Data items
+++

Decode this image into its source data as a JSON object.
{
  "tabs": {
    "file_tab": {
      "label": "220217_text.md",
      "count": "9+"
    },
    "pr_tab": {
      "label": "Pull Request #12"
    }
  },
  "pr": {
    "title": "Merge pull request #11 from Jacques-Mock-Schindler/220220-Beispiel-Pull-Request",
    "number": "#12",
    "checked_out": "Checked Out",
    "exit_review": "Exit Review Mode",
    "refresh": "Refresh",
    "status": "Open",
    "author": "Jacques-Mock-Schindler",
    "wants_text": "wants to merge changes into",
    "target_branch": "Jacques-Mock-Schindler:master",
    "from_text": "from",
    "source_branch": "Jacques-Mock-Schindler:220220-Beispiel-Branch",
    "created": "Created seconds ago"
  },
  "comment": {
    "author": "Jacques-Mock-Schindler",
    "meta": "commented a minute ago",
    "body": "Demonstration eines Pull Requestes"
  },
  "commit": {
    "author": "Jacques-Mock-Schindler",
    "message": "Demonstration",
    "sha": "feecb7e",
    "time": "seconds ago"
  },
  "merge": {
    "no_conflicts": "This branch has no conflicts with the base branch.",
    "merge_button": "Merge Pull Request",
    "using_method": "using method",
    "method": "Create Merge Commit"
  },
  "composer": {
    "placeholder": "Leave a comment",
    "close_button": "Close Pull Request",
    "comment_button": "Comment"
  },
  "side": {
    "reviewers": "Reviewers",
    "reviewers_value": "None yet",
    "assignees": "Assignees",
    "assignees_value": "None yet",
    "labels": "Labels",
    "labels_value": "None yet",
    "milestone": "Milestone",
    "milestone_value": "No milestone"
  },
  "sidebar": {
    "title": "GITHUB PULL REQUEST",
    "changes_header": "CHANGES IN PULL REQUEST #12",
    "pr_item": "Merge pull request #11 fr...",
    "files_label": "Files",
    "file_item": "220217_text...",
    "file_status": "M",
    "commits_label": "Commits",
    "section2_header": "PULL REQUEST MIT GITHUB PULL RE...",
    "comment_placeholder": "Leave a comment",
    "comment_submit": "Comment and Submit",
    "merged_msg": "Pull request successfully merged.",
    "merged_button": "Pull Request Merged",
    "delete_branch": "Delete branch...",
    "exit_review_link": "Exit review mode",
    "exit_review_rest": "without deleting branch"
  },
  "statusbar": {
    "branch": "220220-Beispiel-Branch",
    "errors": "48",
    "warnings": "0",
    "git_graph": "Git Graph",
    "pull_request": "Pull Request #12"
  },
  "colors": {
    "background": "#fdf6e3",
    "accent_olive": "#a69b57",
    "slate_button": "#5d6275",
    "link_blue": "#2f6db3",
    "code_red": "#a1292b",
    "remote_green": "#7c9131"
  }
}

+++

> Stated exercise
Copy out all the entries shown above, character for character.

> Solution below
Decode this image into its source data as a JSON object.
{
  "tabs": {
    "file_tab": {
      "label": "220217_text.md",
      "count": "9+"
    },
    "pr_tab": {
      "label": "Pull Request #12"
    }
  },
  "pr": {
    "title": "Merge pull request #11 from Jacques-Mock-Schindler/220220-Beispiel-Pull-Request",
    "number": "#12",
    "checked_out": "Checked Out",
    "exit_review": "Exit Review Mode",
    "refresh": "Refresh",
    "status": "Open",
    "author": "Jacques-Mock-Schindler",
    "wants_text": "wants to merge changes into",
    "target_branch": "Jacques-Mock-Schindler:master",
    "from_text": "from",
    "source_branch": "Jacques-Mock-Schindler:220220-Beispiel-Branch",
    "created": "Created seconds ago"
  },
  "comment": {
    "author": "Jacques-Mock-Schindler",
    "meta": "commented a minute ago",
    "body": "Demonstration eines Pull Requestes"
  },
  "commit": {
    "author": "Jacques-Mock-Schindler",
    "message": "Demonstration",
    "sha": "feecb7e",
    "time": "seconds ago"
  },
  "merge": {
    "no_conflicts": "This branch has no conflicts with the base branch.",
    "merge_button": "Merge Pull Request",
    "using_method": "using method",
    "method": "Create Merge Commit"
  },
  "composer": {
    "placeholder": "Leave a comment",
    "close_button": "Close Pull Request",
    "comment_button": "Comment"
  },
  "side": {
    "reviewers": "Reviewers",
    "reviewers_value": "None yet",
    "assignees": "Assignees",
    "assignees_value": "None yet",
    "labels": "Labels",
    "labels_value": "None yet",
    "milestone": "Milestone",
    "milestone_value": "No milestone"
  },
  "sidebar": {
    "title": "GITHUB PULL REQUEST",
    "changes_header": "CHANGES IN PULL REQUEST #12",
    "pr_item": "Merge pull request #11 fr...",
    "files_label": "Files",
    "file_item": "220217_text...",
    "file_status": "M",
    "commits_label": "Commits",
    "section2_header": "PULL REQUEST MIT GITHUB PULL RE...",
    "comment_placeholder": "Leave a comment",
    "comment_submit": "Comment and Submit",
    "merged_msg": "Pull request successfully merged.",
    "merged_button": "Pull Request Merged",
    "delete_branch": "Delete branch...",
    "exit_review_link": "Exit review mode",
    "exit_review_rest": "without deleting branch"
  },
  "statusbar": {
    "branch": "220220-Beispiel-Branch",
    "errors": "48",
    "warnings": "0",
    "git_graph": "Git Graph",
    "pull_request": "Pull Request #12"
  },
  "colors": {
    "background": "#fdf6e3",
    "accent_olive": "#a69b57",
    "slate_button": "#5d6275",
    "link_blue": "#2f6db3",
    "code_red": "#a1292b",
    "remote_green": "#7c9131"
  }
}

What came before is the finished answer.